• Problem description:
In the entries starting at the line containing "Itemize the components" and ending at the line containing "colorbar-tick-label: 20 [393,655,409,671]", swap "colorbar-swatch" for "legend-swatch" and leave everything else unchanged. Reproduce only those lines, and omit the pictures.

• Input rows:
%%
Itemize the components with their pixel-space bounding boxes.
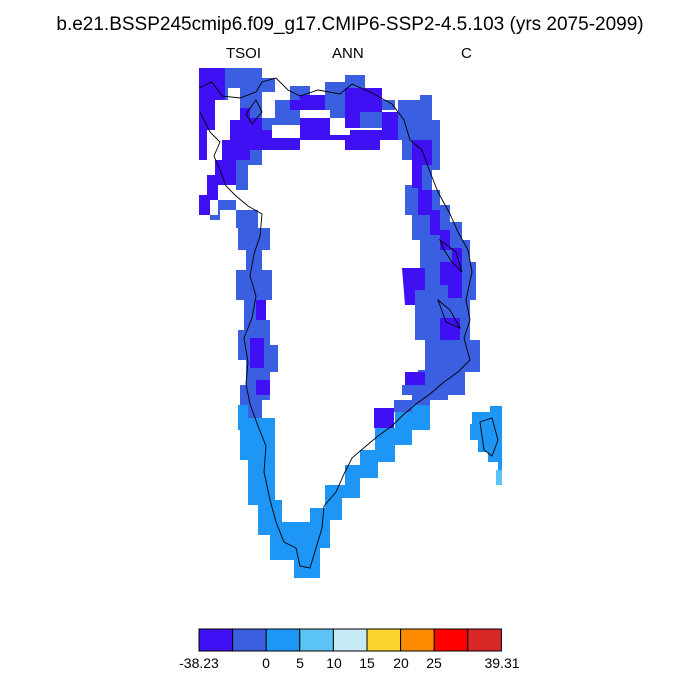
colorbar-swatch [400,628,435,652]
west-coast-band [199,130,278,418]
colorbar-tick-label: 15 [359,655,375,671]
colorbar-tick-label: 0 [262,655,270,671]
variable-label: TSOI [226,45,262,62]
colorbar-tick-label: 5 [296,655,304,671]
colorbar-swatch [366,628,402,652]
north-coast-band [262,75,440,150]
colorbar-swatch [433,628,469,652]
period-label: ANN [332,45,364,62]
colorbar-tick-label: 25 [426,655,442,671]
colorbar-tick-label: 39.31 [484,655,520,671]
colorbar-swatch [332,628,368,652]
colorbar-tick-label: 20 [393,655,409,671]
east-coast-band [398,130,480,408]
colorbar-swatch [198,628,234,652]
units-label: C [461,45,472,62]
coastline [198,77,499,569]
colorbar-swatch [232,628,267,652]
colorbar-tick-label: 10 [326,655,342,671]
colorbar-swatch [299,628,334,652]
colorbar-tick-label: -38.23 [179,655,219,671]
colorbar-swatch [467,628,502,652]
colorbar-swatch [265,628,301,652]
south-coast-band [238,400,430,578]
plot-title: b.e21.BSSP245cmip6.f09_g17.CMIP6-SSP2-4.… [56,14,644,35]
%%
%%
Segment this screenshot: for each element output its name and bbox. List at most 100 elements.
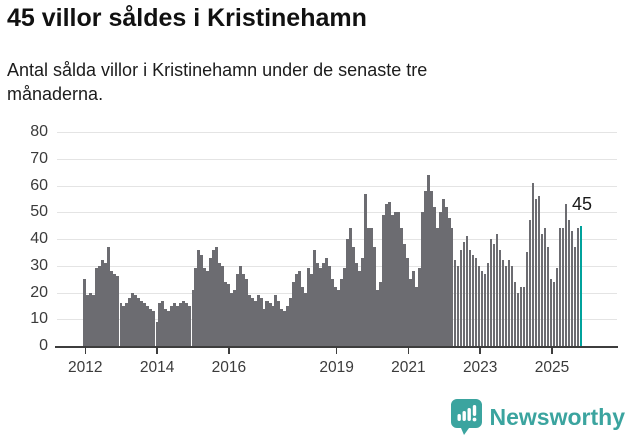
%%
• Result of the task:
Itemize the components with their pixel-space bounding boxes.
legend-swatch [400,628,435,652]
west-coast-band [199,130,278,418]
colorbar-tick-label: 15 [359,655,375,671]
colorbar-tick-label: 0 [262,655,270,671]
variable-label: TSOI [226,45,262,62]
colorbar-tick-label: 5 [296,655,304,671]
legend-swatch [366,628,402,652]
north-coast-band [262,75,440,150]
legend-swatch [433,628,469,652]
period-label: ANN [332,45,364,62]
colorbar-tick-label: 25 [426,655,442,671]
colorbar-tick-label: 39.31 [484,655,520,671]
legend-swatch [332,628,368,652]
colorbar-tick-label: 20 [393,655,409,671]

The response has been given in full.